STATED GOAL:
From the start of the material up to and including the line with "The blade actuating rod 150 is at (727, 195).", swap "cutting instrument" for "cutting device" and give those lines again with everything else left unchanged.

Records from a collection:
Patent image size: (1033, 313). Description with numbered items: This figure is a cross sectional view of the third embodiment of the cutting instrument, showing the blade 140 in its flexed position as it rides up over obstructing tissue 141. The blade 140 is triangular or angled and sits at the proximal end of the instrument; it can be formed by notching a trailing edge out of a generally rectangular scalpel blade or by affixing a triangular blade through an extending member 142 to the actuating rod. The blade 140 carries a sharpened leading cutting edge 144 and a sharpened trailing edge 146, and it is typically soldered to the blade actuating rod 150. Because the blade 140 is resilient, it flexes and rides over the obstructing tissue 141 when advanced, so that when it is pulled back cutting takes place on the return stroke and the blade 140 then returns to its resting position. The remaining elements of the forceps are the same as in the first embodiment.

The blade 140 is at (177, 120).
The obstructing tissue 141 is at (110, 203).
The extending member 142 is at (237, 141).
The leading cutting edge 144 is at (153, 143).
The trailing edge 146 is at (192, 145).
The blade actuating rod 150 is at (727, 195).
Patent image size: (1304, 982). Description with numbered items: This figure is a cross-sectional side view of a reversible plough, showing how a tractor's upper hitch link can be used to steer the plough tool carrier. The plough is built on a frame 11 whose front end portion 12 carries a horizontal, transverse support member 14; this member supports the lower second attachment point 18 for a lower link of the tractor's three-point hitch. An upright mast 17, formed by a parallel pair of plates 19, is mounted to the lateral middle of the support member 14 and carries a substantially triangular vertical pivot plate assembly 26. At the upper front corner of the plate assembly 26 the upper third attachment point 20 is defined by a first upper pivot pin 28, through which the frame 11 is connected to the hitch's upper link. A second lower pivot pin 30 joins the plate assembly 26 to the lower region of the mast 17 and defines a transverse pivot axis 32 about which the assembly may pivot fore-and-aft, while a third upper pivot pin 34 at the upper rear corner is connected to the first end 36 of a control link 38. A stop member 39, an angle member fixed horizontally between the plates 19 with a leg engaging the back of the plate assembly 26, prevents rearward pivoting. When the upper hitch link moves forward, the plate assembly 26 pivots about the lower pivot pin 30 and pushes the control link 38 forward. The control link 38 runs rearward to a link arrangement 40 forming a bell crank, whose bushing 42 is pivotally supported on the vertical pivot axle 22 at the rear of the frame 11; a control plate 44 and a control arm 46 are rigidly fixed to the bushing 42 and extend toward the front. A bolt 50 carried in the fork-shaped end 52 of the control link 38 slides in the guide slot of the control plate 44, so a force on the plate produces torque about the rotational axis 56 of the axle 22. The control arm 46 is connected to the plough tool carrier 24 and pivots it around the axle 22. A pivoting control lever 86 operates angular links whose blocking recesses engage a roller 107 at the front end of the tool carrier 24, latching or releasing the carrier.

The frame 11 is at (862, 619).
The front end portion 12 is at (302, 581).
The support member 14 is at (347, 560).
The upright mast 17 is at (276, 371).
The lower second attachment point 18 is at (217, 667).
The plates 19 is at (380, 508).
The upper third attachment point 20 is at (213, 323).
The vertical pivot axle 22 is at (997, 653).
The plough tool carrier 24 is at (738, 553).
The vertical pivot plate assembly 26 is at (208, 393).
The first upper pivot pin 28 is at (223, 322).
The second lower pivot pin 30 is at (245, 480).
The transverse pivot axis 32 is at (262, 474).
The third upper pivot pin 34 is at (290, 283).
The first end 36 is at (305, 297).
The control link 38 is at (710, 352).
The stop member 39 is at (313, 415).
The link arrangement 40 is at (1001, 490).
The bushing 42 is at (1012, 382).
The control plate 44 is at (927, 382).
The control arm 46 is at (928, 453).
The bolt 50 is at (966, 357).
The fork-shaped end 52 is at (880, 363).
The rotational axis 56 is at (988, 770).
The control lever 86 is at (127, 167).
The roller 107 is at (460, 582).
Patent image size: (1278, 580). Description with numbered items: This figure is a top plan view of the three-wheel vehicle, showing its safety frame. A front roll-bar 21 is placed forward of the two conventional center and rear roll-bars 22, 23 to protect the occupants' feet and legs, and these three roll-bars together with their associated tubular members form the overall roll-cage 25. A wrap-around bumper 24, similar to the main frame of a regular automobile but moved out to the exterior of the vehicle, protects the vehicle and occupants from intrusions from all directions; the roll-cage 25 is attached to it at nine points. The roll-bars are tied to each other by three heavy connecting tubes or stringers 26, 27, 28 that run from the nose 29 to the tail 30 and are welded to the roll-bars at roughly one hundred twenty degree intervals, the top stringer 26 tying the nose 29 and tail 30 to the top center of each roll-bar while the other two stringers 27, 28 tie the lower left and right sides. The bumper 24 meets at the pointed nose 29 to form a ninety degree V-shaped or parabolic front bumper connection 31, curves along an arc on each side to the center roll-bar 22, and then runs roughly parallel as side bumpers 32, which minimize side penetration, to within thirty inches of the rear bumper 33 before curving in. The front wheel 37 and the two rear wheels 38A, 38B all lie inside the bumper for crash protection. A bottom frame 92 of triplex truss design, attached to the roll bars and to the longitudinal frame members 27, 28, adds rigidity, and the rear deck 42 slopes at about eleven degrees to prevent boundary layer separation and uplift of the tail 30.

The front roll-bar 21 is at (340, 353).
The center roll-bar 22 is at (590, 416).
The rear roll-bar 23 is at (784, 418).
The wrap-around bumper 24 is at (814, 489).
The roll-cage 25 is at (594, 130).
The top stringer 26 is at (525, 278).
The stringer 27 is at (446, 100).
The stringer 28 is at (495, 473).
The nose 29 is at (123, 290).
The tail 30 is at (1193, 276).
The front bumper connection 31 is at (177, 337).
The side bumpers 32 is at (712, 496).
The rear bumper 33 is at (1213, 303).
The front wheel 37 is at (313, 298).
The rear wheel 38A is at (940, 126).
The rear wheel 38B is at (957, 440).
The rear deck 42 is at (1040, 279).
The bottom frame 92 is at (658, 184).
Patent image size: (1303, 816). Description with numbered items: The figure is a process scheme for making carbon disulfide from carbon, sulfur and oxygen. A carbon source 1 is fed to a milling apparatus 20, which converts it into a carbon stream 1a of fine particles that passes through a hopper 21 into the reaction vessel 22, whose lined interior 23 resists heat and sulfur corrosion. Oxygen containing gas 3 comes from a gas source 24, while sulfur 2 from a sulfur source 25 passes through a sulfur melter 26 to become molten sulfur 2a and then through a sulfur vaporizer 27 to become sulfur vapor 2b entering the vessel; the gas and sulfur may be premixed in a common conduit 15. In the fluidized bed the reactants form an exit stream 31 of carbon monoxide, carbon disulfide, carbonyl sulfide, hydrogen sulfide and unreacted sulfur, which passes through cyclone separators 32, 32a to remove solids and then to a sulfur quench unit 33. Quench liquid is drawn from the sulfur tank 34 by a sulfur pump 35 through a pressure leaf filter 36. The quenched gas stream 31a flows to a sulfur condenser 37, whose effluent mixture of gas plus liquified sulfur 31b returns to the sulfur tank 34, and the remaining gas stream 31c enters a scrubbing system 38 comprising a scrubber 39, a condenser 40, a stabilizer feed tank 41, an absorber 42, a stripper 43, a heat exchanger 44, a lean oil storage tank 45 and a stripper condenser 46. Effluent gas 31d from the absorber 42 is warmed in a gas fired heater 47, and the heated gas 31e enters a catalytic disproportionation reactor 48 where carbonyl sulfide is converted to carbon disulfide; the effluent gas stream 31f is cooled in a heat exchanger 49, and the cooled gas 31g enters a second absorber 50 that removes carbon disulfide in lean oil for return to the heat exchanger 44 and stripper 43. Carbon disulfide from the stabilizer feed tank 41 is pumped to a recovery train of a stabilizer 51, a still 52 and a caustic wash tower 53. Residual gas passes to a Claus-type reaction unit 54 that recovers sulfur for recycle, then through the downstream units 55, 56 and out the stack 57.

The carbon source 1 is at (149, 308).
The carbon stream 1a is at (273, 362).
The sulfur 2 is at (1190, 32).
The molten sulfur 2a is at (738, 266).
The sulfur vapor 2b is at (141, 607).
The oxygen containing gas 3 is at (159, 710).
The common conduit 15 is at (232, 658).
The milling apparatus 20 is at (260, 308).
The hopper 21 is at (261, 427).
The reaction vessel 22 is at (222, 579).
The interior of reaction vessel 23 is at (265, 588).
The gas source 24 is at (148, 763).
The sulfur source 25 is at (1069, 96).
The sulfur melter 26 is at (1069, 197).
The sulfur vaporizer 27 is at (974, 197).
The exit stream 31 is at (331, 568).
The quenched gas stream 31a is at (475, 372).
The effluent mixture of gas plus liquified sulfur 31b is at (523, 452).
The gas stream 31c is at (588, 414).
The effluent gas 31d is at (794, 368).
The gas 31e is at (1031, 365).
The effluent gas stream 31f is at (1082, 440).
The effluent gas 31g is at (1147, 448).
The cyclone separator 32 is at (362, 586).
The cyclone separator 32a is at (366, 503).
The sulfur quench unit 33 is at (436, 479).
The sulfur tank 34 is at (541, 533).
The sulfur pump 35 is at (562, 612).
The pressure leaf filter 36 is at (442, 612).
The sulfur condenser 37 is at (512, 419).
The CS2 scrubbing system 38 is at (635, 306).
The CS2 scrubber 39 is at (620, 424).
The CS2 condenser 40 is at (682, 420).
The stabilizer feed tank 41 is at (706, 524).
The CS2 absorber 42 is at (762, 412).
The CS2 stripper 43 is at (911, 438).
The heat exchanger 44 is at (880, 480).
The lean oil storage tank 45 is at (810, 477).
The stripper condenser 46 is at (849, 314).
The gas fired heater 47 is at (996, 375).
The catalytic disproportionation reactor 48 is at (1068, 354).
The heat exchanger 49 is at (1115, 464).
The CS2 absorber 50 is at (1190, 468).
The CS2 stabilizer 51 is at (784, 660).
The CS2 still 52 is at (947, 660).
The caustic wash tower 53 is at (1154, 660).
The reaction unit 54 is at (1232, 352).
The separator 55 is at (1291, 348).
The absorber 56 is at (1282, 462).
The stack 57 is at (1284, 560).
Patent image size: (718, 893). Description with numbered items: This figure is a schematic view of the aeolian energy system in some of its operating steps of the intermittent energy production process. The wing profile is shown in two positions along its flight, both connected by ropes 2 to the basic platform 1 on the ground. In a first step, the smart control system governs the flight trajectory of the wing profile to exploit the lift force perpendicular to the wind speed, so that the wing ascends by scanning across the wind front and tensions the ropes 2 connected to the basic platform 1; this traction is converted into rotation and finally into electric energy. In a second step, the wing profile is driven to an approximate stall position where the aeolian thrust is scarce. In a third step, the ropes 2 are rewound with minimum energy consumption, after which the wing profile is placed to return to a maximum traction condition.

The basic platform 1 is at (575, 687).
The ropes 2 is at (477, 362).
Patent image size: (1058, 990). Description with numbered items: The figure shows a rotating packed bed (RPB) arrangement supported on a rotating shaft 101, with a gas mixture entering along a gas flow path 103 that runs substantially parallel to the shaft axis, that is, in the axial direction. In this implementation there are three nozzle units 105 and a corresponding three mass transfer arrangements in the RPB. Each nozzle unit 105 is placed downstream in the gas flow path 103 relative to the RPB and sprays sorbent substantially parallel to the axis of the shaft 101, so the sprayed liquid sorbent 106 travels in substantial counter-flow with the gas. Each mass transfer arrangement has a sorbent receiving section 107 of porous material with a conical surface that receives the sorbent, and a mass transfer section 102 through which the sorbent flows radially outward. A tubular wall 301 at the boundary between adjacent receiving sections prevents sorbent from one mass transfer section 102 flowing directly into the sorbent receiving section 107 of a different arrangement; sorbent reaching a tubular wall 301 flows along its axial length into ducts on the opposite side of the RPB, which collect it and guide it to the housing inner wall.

RESPONSE TO THIS TASK:
Patent image size: (1033, 313). Description with numbered items: This figure is a cross sectional view of the third embodiment of the cutting device, showing the blade 140 in its flexed position as it rides up over obstructing tissue 141. The blade 140 is triangular or angled and sits at the proximal end of the instrument; it can be formed by notching a trailing edge out of a generally rectangular scalpel blade or by affixing a triangular blade through an extending member 142 to the actuating rod. The blade 140 carries a sharpened leading cutting edge 144 and a sharpened trailing edge 146, and it is typically soldered to the blade actuating rod 150. Because the blade 140 is resilient, it flexes and rides over the obstructing tissue 141 when advanced, so that when it is pulled back cutting takes place on the return stroke and the blade 140 then returns to its resting position. The remaining elements of the forceps are the same as in the first embodiment.

The blade 140 is at (177, 120).
The obstructing tissue 141 is at (110, 203).
The extending member 142 is at (237, 141).
The leading cutting edge 144 is at (153, 143).
The trailing edge 146 is at (192, 145).
The blade actuating rod 150 is at (727, 195).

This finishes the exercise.